━━━━━ Exercise input ━━━━━

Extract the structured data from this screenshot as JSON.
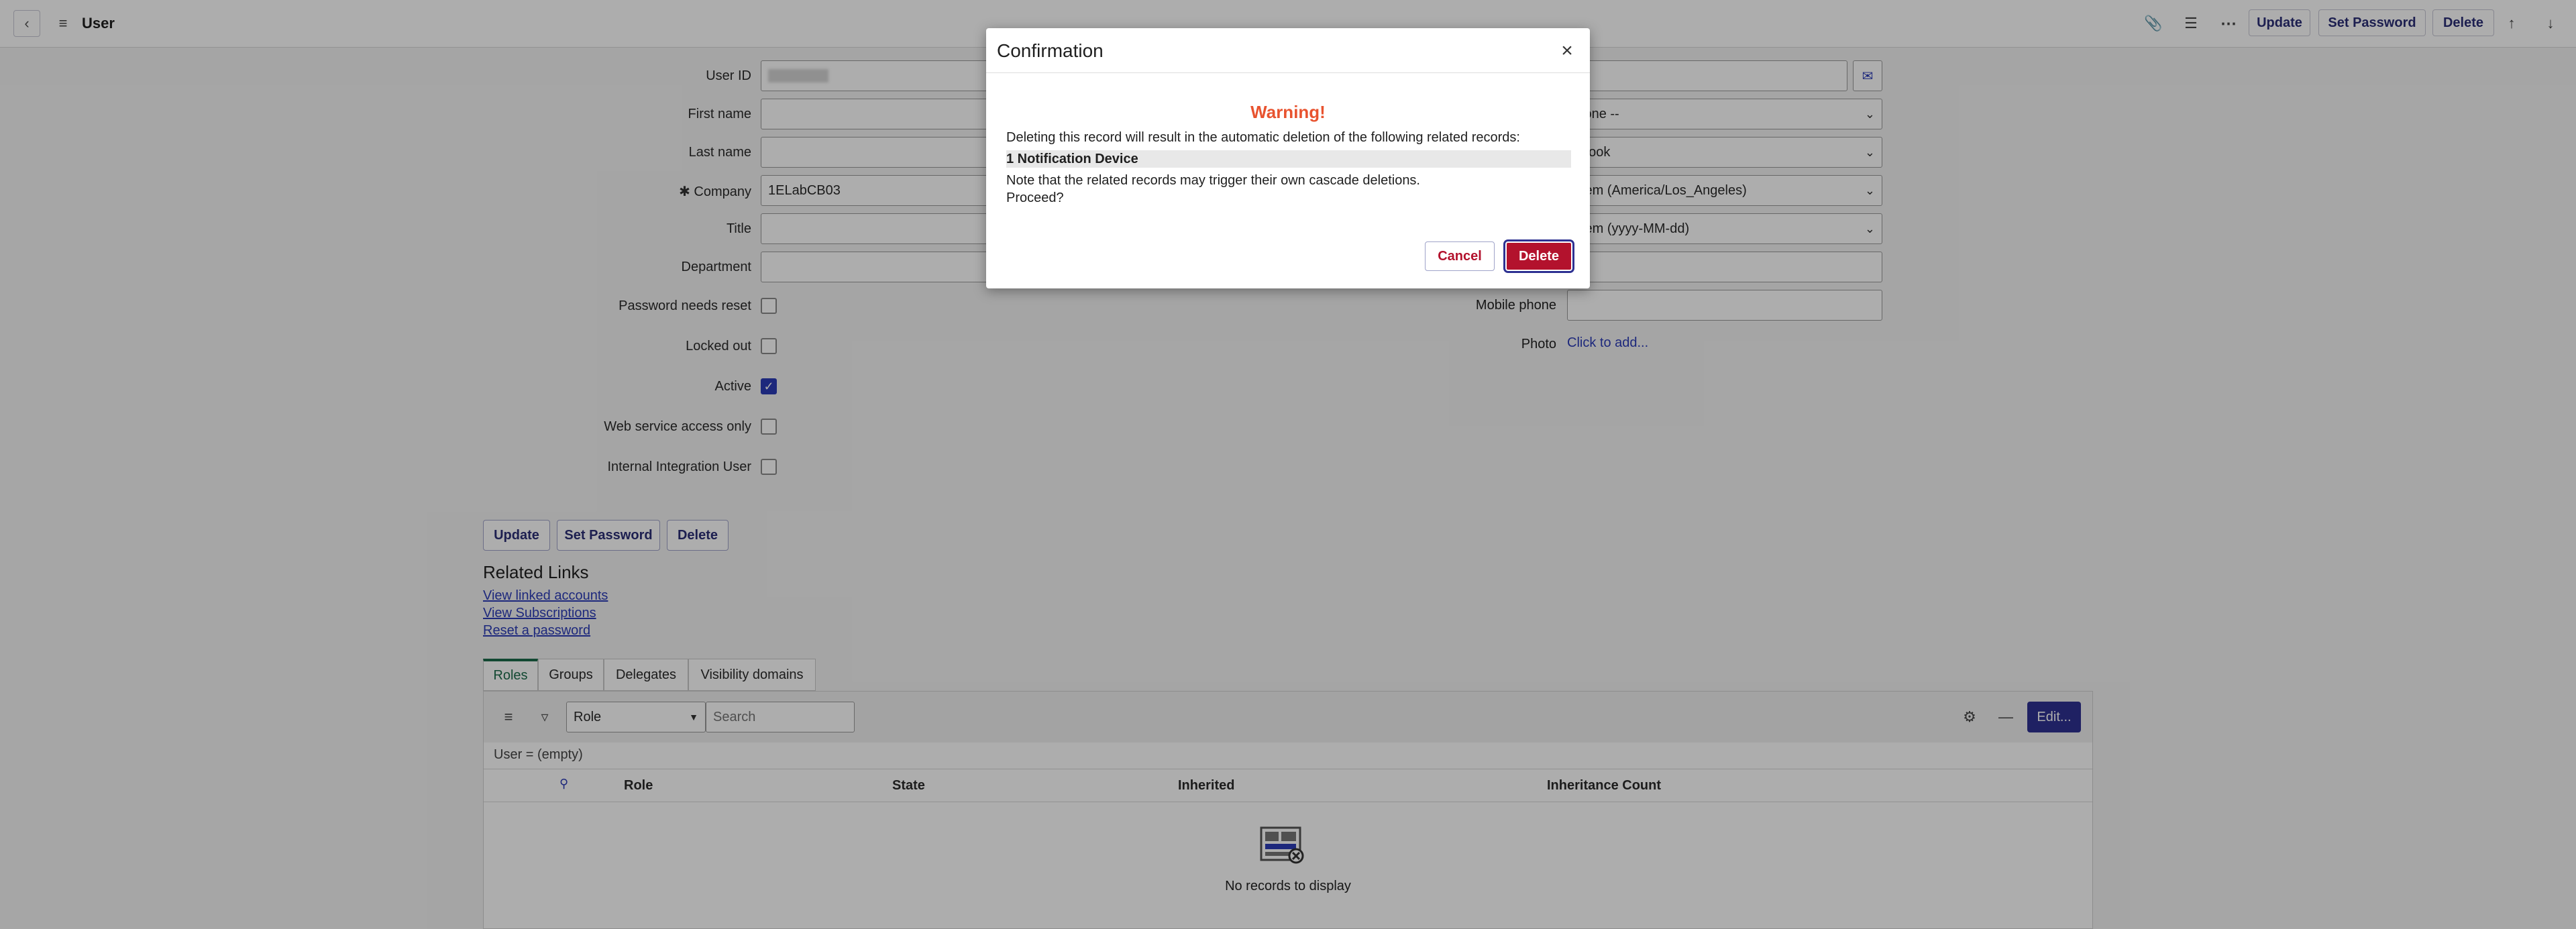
{
  "header": {
    "title": "User",
    "buttons": {
      "update": "Update",
      "set_password": "Set Password",
      "delete": "Delete"
    }
  },
  "form": {
    "left": {
      "user_id_label": "User ID",
      "first_name_label": "First name",
      "last_name_label": "Last name",
      "company_label": "Company",
      "company_value": "1ELabCB03",
      "title_label": "Title",
      "department_label": "Department",
      "password_reset_label": "Password needs reset",
      "locked_out_label": "Locked out",
      "active_label": "Active",
      "web_service_label": "Web service access only",
      "integration_user_label": "Internal Integration User"
    },
    "right": {
      "select1": "None --",
      "select2": "utlook",
      "select3": "stem (America/Los_Angeles)",
      "select4": "stem (yyyy-MM-dd)",
      "mobile_phone_label": "Mobile phone",
      "photo_label": "Photo",
      "photo_link": "Click to add..."
    },
    "checkboxes": {
      "password_reset": false,
      "locked_out": false,
      "active": true,
      "web_service": false,
      "integration_user": false
    }
  },
  "bottom_buttons": {
    "update": "Update",
    "set_password": "Set Password",
    "delete": "Delete"
  },
  "related_links": {
    "heading": "Related Links",
    "items": [
      "View linked accounts",
      "View Subscriptions",
      "Reset a password"
    ]
  },
  "tabs": [
    "Roles",
    "Groups",
    "Delegates",
    "Visibility domains"
  ],
  "list": {
    "filter_select": "Role",
    "search_placeholder": "Search",
    "edit_button": "Edit...",
    "breadcrumb": "User = (empty)",
    "columns": [
      "Role",
      "State",
      "Inherited",
      "Inheritance Count"
    ],
    "empty_message": "No records to display"
  },
  "modal": {
    "title": "Confirmation",
    "warning": "Warning!",
    "message": "Deleting this record will result in the automatic deletion of the following related records:",
    "related_record": "1 Notification Device",
    "note": "Note that the related records may trigger their own cascade deletions.",
    "proceed": "Proceed?",
    "cancel_label": "Cancel",
    "delete_label": "Delete"
  },
  "colors": {
    "accent": "#2b3bb7",
    "danger": "#b3122d",
    "warning": "#e8532f",
    "primary_button": "#2e3192"
  }
}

━━━━━

## Written instruction:
Please set down each line of the data above exactly as written, without the pictures.

## Answer for the task:
Extract the structured data from this screenshot as JSON.
{
  "header": {
    "title": "User",
    "buttons": {
      "update": "Update",
      "set_password": "Set Password",
      "delete": "Delete"
    }
  },
  "form": {
    "left": {
      "user_id_label": "User ID",
      "first_name_label": "First name",
      "last_name_label": "Last name",
      "company_label": "Company",
      "company_value": "1ELabCB03",
      "title_label": "Title",
      "department_label": "Department",
      "password_reset_label": "Password needs reset",
      "locked_out_label": "Locked out",
      "active_label": "Active",
      "web_service_label": "Web service access only",
      "integration_user_label": "Internal Integration User"
    },
    "right": {
      "select1": "None --",
      "select2": "utlook",
      "select3": "stem (America/Los_Angeles)",
      "select4": "stem (yyyy-MM-dd)",
      "mobile_phone_label": "Mobile phone",
      "photo_label": "Photo",
      "photo_link": "Click to add..."
    },
    "checkboxes": {
      "password_reset": false,
      "locked_out": false,
      "active": true,
      "web_service": false,
      "integration_user": false
    }
  },
  "bottom_buttons": {
    "update": "Update",
    "set_password": "Set Password",
    "delete": "Delete"
  },
  "related_links": {
    "heading": "Related Links",
    "items": [
      "View linked accounts",
      "View Subscriptions",
      "Reset a password"
    ]
  },
  "tabs": [
    "Roles",
    "Groups",
    "Delegates",
    "Visibility domains"
  ],
  "list": {
    "filter_select": "Role",
    "search_placeholder": "Search",
    "edit_button": "Edit...",
    "breadcrumb": "User = (empty)",
    "columns": [
      "Role",
      "State",
      "Inherited",
      "Inheritance Count"
    ],
    "empty_message": "No records to display"
  },
  "modal": {
    "title": "Confirmation",
    "warning": "Warning!",
    "message": "Deleting this record will result in the automatic deletion of the following related records:",
    "related_record": "1 Notification Device",
    "note": "Note that the related records may trigger their own cascade deletions.",
    "proceed": "Proceed?",
    "cancel_label": "Cancel",
    "delete_label": "Delete"
  },
  "colors": {
    "accent": "#2b3bb7",
    "danger": "#b3122d",
    "warning": "#e8532f",
    "primary_button": "#2e3192"
  }
}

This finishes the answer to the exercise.